[[ Extracted data open ]]

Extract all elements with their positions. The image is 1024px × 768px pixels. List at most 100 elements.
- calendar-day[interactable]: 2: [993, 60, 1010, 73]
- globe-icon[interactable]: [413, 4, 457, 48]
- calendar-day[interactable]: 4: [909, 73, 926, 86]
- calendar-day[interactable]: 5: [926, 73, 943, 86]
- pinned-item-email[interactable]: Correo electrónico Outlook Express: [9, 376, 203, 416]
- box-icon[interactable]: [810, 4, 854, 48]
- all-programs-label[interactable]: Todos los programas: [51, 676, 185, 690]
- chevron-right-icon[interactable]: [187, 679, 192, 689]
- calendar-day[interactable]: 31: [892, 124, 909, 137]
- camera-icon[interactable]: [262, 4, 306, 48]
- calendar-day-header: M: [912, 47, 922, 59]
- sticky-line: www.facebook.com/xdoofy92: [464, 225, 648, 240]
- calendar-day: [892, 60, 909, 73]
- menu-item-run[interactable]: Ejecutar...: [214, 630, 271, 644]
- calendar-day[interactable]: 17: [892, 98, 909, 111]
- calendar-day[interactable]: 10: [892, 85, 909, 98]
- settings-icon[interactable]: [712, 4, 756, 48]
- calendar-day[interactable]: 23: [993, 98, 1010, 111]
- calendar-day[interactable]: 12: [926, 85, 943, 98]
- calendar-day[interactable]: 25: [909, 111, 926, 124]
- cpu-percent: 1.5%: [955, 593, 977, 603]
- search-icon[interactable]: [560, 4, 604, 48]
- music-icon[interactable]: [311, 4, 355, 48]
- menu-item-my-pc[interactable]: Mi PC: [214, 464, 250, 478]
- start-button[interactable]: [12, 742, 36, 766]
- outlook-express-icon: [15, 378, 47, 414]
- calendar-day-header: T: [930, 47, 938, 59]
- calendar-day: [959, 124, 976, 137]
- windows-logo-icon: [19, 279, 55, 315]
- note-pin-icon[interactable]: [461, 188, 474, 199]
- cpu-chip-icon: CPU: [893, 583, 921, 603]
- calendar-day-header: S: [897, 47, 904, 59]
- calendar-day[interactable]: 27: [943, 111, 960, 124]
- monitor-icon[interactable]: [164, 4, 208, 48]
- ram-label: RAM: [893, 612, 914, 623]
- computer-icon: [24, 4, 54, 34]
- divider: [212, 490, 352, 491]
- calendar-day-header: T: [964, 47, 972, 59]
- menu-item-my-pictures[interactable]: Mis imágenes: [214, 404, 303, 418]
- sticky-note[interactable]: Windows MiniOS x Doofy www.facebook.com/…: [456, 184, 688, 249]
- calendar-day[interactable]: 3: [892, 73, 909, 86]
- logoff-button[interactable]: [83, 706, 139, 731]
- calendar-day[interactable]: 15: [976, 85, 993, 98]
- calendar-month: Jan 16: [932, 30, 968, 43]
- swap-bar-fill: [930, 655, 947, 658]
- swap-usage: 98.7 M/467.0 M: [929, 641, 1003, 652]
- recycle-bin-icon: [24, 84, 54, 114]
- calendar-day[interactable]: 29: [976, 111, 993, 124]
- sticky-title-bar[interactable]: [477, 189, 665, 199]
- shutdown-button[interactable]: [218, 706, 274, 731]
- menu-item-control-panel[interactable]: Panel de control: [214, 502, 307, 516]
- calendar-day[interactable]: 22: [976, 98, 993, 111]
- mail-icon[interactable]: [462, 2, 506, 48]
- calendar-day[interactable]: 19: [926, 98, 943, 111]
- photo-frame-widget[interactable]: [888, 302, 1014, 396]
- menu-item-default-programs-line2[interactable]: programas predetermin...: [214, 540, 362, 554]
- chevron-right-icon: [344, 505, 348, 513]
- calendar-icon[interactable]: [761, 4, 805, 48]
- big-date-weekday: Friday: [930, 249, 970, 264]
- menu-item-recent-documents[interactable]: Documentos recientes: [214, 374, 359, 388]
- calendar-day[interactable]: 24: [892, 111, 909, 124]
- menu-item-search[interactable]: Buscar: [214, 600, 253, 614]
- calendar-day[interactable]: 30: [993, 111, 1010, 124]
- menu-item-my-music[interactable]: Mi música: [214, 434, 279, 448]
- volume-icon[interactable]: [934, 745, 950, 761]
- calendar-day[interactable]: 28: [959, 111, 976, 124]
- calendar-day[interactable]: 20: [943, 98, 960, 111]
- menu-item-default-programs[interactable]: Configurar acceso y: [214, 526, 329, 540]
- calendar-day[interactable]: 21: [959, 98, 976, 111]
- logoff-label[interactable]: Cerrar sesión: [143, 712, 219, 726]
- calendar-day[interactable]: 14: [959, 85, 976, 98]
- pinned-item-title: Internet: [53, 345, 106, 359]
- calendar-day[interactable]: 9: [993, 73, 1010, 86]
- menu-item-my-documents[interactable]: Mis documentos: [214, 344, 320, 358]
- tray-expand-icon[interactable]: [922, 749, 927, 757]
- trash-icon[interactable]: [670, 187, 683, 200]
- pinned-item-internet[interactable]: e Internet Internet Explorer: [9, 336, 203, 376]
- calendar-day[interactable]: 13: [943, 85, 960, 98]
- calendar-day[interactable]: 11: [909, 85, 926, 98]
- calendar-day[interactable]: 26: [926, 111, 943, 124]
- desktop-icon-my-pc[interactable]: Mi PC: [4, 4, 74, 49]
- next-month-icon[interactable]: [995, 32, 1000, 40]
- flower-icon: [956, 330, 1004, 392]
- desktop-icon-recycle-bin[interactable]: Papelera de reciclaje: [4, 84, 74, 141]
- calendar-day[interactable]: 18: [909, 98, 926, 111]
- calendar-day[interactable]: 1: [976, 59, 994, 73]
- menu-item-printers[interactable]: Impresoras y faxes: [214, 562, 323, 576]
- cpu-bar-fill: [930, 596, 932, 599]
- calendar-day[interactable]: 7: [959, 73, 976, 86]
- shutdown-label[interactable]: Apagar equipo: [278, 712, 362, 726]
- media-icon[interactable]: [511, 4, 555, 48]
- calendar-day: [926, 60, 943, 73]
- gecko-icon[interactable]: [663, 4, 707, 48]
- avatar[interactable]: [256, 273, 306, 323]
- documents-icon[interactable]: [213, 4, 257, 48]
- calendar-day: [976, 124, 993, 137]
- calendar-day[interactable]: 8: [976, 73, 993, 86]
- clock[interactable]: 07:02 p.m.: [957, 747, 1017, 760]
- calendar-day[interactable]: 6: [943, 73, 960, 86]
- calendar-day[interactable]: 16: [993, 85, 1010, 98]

[[ Extracted data closed ]]

_What the exercise asks_
Using the records above, count every line that includes the word "menu", and state the number only.

_Exercise solution_
11